- Work to do -
• a. Reproduce the passage on modern tolerance from "Modern tolerance’s incoherence" up to and including "general is critical.".
• b. List every line in the records that contains the string "Ministerio", matching case exactly.

- Given text -
_ _ _

Modern tolerance’s incoherence betrays itself once it moves from social contract to ideology. As an ideology, its logic is inherently relativistic. A truly democratic space would be one in which cultural particularities express themselves. Whereas previous centuries were marked by Eurocentrism or Christianity, liberal democracy will putatively accept all difference into the melting pot. Such an ideology is absolutely essential since liberalism merely provides the meta-framework by which actors relate—rule of law, private property, liberty, and (but not always) elections—but it does not provide a substantial social tie to ground the body politic. An ideology which allows each different constituent identity to express itself while not simultaneously destabilizing society in general is critical.

_ _ _

- Data provided -
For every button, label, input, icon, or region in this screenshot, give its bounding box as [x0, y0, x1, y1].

_ _ _

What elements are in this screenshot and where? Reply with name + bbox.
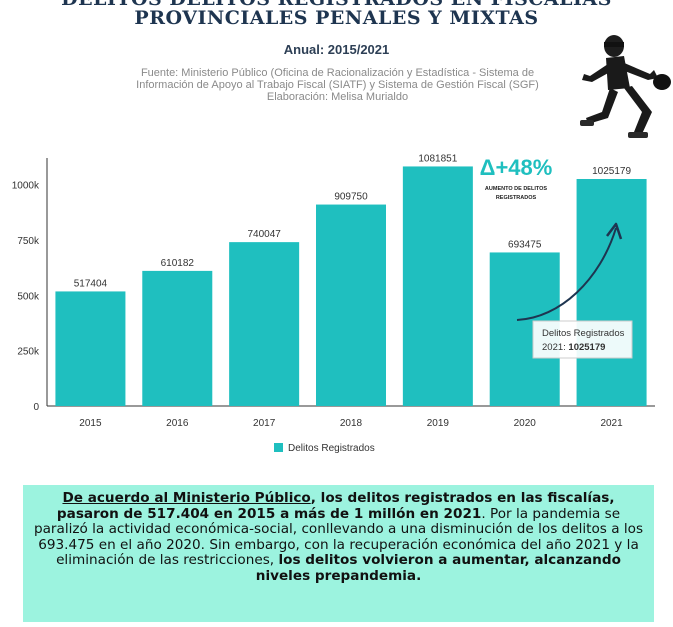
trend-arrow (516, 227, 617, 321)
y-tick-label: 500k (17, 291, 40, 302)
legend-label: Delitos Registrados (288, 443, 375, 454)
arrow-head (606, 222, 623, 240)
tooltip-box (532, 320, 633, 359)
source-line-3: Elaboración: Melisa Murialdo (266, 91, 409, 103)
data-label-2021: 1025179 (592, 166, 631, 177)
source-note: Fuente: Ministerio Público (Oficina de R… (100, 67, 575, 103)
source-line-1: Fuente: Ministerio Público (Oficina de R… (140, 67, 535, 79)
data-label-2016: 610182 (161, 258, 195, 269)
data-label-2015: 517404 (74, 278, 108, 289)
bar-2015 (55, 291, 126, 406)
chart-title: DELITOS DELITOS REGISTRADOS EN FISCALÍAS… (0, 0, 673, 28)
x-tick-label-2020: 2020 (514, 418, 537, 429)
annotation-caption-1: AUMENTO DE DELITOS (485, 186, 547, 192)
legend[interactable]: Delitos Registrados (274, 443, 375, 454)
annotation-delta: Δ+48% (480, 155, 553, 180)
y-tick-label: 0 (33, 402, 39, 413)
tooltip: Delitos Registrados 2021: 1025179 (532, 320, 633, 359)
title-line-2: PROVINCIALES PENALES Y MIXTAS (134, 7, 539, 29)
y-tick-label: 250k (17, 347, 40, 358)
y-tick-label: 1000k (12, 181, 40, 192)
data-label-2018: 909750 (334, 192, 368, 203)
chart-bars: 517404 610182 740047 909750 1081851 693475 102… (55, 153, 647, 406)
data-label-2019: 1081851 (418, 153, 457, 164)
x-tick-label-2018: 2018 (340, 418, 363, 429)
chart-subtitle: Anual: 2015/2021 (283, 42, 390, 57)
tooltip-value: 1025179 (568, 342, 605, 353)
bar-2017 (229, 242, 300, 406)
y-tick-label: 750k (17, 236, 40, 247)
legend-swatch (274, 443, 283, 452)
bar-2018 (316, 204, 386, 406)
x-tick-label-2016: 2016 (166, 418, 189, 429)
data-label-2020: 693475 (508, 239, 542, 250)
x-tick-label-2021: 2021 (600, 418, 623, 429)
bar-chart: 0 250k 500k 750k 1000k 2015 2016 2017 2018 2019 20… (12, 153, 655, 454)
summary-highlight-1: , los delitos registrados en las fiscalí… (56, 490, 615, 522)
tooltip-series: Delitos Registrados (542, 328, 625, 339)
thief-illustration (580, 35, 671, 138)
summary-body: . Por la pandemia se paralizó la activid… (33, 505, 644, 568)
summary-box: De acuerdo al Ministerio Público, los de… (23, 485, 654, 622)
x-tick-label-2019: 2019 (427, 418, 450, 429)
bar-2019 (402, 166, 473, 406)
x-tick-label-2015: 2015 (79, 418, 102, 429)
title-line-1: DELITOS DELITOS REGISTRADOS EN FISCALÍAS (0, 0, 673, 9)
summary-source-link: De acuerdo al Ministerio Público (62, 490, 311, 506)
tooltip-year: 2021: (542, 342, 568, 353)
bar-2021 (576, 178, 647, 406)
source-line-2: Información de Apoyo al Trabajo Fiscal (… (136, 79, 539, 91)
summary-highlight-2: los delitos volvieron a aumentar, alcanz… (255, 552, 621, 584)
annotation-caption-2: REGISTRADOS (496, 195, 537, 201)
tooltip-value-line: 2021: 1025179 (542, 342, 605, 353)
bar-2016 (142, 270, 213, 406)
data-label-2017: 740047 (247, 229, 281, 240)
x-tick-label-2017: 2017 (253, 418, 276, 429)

_ _ _

- Answers to the exercises -
• a.
Modern tolerance’s incoherence betrays itself once it moves from social contract to ideology. As an ideology, its logic is inherently relativistic. A truly democratic space would be one in which cultural particularities express themselves. Whereas previous centuries were marked by Eurocentrism or Christianity, liberal democracy will putatively accept all difference into the melting pot. Such an ideology is absolutely essential since liberalism merely provides the meta-framework by which actors relate—rule of law, private property, liberty, and (but not always) elections—but it does not provide a substantial social tie to ground the body politic. An ideology which allows each different constituent identity to express itself while not simultaneously destabilizing society in general is critical.

• b.
source-note: Fuente: Ministerio Público (Oficina de R… (100, 67, 575, 103)
source-line-1: Fuente: Ministerio Público (Oficina de R… (140, 67, 535, 79)
summary-box: De acuerdo al Ministerio Público, los de… (23, 485, 654, 622)
summary-source-link: De acuerdo al Ministerio Público (62, 490, 311, 506)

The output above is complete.